Exercise aim: Copy the lines below, starting at the first one and ending at the one containing "877, 242, 895]", swapping "bounding box" for "enclosing box" and leaving everything else as is.

Supplied data:
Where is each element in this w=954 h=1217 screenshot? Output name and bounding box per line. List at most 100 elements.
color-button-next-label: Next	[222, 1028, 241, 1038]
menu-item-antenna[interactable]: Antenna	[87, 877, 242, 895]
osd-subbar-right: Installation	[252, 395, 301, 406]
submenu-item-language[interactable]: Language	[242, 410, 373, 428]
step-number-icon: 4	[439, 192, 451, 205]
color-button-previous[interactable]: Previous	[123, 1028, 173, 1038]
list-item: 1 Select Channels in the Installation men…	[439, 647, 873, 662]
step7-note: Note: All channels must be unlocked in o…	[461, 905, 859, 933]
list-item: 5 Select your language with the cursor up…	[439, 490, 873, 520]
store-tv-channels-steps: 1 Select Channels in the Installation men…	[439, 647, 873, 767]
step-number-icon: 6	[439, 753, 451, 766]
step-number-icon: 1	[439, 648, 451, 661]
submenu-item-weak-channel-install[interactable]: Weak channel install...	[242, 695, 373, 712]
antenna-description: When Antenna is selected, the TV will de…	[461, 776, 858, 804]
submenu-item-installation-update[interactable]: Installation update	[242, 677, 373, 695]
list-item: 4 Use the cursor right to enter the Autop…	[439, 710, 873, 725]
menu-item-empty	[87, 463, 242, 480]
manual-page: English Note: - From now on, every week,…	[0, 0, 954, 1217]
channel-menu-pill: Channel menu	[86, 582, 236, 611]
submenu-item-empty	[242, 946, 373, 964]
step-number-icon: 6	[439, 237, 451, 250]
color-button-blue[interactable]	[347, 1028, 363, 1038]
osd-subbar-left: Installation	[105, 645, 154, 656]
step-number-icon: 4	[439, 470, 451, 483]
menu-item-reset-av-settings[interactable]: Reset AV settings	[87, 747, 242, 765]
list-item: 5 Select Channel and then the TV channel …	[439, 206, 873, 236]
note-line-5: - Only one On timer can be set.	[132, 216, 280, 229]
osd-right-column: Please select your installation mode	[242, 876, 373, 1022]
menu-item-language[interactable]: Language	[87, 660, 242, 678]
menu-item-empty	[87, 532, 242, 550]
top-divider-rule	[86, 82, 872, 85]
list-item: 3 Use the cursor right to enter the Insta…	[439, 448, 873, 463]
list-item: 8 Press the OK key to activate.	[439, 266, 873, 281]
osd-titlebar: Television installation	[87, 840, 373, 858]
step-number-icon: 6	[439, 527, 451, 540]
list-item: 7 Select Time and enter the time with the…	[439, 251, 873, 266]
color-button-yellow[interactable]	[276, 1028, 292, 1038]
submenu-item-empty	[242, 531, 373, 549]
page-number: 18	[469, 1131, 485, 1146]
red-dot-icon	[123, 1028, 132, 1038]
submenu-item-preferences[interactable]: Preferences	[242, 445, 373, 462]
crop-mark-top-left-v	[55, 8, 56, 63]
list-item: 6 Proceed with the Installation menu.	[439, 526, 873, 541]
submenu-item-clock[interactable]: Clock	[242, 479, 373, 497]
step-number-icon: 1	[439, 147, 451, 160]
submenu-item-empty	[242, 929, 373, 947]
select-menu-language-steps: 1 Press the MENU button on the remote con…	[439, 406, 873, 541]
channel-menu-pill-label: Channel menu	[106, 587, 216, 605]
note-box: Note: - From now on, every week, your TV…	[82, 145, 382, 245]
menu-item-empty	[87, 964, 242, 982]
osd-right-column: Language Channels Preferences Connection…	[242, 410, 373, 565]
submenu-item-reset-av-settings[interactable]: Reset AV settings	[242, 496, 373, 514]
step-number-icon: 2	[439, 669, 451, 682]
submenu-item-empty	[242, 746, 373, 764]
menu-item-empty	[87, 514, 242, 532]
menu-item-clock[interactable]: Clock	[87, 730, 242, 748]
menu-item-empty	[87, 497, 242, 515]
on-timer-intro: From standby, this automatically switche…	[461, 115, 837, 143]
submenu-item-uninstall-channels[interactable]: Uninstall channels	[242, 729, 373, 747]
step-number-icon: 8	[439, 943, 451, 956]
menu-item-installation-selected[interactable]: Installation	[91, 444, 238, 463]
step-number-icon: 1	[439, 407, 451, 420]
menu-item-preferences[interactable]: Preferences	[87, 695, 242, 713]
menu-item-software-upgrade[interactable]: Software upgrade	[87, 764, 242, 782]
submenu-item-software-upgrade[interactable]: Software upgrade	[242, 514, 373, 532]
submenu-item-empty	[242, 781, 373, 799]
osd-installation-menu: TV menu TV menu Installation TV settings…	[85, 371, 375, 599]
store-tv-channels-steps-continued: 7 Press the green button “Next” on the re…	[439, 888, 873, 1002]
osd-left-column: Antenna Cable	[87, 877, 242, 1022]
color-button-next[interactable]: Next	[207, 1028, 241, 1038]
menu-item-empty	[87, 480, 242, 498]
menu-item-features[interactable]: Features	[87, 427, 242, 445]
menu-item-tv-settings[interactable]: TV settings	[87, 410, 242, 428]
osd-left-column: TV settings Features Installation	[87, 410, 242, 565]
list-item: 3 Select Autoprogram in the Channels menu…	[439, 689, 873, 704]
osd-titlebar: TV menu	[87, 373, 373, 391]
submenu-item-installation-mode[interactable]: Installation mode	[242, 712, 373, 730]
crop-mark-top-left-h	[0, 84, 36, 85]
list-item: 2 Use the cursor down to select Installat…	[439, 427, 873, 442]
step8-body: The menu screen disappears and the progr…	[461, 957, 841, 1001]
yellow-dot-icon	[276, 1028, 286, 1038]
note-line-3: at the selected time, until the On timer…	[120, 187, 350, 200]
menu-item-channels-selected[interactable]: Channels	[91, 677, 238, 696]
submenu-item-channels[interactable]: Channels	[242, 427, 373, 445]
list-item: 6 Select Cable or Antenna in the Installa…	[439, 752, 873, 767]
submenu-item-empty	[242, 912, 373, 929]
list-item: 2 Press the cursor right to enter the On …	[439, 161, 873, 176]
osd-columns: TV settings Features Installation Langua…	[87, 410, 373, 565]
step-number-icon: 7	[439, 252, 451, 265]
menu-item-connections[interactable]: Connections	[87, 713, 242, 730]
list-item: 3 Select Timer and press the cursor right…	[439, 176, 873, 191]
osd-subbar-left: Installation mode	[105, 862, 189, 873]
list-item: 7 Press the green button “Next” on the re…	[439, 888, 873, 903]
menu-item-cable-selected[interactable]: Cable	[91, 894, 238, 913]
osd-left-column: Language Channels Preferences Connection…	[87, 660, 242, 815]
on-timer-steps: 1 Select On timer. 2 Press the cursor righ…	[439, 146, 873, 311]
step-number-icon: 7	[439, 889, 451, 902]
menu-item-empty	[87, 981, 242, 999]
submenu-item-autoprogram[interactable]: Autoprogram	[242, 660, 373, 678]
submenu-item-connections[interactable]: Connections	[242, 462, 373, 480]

Task answer:
Where is each element in this w=954 h=1217 screenshot? Output name and enclosing box per line. List at most 100 elements.
color-button-next-label: Next	[222, 1028, 241, 1038]
menu-item-antenna[interactable]: Antenna	[87, 877, 242, 895]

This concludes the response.